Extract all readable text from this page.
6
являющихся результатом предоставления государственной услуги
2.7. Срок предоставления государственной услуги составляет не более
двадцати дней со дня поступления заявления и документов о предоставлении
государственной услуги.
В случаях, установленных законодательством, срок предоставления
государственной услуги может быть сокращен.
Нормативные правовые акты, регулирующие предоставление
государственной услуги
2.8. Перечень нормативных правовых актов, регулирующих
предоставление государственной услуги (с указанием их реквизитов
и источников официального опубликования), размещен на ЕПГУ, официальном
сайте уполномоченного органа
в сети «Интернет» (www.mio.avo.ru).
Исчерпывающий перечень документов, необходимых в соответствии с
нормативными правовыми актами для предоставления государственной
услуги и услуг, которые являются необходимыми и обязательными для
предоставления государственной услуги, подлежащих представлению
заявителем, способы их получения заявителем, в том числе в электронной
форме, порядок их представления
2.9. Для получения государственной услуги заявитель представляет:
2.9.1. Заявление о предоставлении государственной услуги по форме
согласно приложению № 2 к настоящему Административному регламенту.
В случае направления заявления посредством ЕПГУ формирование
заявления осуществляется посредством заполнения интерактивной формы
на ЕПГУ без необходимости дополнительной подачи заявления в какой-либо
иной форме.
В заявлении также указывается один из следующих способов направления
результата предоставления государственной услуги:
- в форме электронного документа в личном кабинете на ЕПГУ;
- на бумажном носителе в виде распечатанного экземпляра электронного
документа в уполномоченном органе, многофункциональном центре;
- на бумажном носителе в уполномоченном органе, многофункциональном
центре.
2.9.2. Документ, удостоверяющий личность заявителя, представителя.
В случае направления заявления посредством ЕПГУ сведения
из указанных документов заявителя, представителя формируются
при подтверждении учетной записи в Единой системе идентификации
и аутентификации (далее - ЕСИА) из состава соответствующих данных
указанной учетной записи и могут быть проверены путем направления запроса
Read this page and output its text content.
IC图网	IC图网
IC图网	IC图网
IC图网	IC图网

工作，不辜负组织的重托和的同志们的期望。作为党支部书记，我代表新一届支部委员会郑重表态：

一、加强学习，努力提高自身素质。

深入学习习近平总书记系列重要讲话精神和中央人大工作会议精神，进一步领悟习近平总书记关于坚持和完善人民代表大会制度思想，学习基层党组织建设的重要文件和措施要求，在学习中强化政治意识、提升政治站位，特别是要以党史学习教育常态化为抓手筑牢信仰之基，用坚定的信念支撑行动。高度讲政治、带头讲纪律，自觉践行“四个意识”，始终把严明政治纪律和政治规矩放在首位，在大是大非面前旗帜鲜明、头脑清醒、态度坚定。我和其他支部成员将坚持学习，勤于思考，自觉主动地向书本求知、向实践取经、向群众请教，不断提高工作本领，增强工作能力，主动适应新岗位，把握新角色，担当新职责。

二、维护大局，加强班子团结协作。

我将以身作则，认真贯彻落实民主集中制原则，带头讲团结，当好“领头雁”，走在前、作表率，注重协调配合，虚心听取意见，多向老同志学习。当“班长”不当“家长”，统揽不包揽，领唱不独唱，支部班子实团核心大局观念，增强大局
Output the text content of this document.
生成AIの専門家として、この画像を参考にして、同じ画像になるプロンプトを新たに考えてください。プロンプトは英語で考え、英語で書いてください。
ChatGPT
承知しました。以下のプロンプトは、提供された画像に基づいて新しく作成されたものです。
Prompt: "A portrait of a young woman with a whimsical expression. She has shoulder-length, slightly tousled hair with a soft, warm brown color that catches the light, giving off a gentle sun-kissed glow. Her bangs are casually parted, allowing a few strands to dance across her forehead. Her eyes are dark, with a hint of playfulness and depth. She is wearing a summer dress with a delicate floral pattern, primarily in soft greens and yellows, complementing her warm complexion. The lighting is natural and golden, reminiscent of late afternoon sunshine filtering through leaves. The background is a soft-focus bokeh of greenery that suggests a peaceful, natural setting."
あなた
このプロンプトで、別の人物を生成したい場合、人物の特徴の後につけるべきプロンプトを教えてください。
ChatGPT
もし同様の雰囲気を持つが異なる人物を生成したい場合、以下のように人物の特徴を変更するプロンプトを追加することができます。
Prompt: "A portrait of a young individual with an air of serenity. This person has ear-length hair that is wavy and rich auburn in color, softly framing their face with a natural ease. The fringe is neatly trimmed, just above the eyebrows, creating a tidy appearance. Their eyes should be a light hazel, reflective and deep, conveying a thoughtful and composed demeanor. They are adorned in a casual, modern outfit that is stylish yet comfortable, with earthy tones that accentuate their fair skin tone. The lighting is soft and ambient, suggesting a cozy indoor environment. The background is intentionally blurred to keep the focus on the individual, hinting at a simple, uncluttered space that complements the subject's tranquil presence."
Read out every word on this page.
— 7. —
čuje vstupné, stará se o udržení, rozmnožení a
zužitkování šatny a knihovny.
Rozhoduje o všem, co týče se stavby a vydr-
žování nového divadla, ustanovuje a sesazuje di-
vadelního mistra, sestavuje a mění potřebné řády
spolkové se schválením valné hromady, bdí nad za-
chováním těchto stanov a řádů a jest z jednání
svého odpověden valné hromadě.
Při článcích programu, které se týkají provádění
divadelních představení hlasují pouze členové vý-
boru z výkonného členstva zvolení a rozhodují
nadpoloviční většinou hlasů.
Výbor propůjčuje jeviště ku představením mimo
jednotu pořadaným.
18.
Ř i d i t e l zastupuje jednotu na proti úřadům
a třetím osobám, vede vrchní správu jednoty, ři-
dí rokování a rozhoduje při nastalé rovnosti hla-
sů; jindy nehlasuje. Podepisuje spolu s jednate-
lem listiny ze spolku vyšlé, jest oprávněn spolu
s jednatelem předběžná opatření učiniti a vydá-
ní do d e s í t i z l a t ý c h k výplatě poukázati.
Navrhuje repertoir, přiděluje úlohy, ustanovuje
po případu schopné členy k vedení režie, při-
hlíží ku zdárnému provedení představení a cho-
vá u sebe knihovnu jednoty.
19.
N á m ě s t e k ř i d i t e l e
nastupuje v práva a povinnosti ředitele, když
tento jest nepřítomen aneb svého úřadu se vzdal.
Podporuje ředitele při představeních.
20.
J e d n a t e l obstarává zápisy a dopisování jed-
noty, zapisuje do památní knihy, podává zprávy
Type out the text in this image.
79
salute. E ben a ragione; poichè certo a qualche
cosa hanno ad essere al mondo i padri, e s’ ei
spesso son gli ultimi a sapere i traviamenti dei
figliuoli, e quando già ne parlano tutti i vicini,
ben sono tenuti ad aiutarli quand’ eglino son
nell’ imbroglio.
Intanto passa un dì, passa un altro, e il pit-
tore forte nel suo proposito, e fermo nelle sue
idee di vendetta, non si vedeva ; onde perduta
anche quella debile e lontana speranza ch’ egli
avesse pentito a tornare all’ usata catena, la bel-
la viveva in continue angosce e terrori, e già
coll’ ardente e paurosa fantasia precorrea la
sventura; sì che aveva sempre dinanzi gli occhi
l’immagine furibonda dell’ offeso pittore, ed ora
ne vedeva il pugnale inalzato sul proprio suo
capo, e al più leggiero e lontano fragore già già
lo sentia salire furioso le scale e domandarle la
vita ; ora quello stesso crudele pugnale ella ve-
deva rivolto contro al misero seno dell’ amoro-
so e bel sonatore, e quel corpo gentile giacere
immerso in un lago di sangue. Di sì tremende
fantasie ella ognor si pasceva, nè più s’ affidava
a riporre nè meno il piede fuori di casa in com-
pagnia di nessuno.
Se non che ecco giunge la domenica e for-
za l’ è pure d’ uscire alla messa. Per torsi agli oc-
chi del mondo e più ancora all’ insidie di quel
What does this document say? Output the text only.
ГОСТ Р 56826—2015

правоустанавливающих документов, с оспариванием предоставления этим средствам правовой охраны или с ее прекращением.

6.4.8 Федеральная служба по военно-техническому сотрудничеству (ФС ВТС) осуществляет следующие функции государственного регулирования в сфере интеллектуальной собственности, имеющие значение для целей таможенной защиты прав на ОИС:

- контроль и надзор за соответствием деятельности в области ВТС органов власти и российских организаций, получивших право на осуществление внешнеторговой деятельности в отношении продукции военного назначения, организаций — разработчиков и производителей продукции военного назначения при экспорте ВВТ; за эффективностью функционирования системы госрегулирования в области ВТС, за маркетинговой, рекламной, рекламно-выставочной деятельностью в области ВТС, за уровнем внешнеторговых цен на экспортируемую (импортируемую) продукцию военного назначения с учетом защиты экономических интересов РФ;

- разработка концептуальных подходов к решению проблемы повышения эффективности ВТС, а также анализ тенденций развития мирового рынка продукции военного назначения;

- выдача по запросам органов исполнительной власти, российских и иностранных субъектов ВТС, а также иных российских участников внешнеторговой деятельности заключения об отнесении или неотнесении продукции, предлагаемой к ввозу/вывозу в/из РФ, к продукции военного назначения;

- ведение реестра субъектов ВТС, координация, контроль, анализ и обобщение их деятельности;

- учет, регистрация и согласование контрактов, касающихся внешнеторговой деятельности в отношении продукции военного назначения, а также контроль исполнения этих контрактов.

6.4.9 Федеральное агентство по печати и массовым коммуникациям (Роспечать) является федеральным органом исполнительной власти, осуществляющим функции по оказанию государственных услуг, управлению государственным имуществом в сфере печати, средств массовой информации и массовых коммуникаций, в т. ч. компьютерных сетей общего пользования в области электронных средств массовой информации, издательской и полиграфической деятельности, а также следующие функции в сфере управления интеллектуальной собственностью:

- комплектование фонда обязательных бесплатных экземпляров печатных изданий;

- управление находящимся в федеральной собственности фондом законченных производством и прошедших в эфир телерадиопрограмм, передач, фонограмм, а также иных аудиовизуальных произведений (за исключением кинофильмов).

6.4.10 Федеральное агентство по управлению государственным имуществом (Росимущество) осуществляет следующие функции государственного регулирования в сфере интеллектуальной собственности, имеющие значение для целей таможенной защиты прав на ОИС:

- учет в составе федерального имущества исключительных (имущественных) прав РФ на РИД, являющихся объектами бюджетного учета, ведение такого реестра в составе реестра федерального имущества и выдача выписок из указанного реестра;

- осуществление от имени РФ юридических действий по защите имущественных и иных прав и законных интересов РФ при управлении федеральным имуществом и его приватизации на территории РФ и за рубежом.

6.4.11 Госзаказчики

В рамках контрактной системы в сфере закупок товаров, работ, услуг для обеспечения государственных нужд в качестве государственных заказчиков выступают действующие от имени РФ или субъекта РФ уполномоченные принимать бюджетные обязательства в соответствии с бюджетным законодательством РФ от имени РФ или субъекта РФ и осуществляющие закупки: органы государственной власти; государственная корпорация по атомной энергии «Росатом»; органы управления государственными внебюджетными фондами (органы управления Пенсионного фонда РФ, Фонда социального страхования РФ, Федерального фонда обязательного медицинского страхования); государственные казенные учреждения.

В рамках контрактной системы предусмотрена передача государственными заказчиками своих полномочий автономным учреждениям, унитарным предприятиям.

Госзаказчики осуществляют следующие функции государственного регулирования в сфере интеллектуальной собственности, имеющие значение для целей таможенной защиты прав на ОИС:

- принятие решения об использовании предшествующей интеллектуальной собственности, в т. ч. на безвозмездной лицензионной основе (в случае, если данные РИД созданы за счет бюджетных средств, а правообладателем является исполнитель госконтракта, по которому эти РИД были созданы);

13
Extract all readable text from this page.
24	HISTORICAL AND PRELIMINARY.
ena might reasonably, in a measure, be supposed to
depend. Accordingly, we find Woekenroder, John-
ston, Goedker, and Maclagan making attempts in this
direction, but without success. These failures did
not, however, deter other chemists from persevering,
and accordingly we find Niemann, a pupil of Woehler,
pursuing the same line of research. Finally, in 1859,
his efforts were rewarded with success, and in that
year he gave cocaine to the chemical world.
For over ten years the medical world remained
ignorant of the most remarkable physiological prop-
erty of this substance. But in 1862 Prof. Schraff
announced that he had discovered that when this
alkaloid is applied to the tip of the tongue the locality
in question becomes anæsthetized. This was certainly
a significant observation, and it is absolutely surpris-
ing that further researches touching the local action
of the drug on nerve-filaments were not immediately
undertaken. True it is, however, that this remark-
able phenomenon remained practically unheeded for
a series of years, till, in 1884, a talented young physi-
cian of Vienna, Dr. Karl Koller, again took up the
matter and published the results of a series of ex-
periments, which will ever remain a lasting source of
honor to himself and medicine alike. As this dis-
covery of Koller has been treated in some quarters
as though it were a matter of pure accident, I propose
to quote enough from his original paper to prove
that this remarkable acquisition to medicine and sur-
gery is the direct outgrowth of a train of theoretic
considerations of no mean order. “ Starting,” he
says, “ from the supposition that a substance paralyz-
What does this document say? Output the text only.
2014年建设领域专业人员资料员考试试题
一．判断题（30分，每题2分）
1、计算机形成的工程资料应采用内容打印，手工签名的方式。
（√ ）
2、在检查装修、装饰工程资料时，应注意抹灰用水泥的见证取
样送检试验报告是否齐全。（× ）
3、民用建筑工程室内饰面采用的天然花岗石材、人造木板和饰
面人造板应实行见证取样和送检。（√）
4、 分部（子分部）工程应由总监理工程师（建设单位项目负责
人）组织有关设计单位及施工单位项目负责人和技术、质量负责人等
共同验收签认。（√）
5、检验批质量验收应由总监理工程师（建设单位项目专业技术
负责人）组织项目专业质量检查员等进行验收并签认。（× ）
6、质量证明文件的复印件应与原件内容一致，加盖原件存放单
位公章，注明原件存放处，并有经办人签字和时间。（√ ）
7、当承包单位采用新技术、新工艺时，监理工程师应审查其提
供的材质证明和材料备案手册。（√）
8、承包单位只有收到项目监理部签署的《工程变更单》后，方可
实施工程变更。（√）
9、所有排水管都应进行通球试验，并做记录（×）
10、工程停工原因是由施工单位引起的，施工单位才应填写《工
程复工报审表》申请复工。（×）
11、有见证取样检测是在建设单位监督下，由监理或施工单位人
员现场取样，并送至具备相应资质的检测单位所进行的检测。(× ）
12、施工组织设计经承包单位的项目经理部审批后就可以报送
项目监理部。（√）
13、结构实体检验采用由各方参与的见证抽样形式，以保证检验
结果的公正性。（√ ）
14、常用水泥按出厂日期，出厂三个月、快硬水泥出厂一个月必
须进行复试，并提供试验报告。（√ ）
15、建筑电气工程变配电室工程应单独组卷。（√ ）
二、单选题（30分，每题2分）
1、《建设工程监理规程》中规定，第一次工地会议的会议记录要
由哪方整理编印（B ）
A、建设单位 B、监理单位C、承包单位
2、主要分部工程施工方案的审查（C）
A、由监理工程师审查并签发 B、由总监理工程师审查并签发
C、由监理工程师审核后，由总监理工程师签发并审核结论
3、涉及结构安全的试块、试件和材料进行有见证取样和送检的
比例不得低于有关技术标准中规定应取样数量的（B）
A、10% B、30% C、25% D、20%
== == ==
> _PROMPT_:
Copy all lines from the listing that contain "jednotu".

> _RESPONSE_:
jednotu pořadaným.
Ř i d i t e l zastupuje jednotu na proti úřadům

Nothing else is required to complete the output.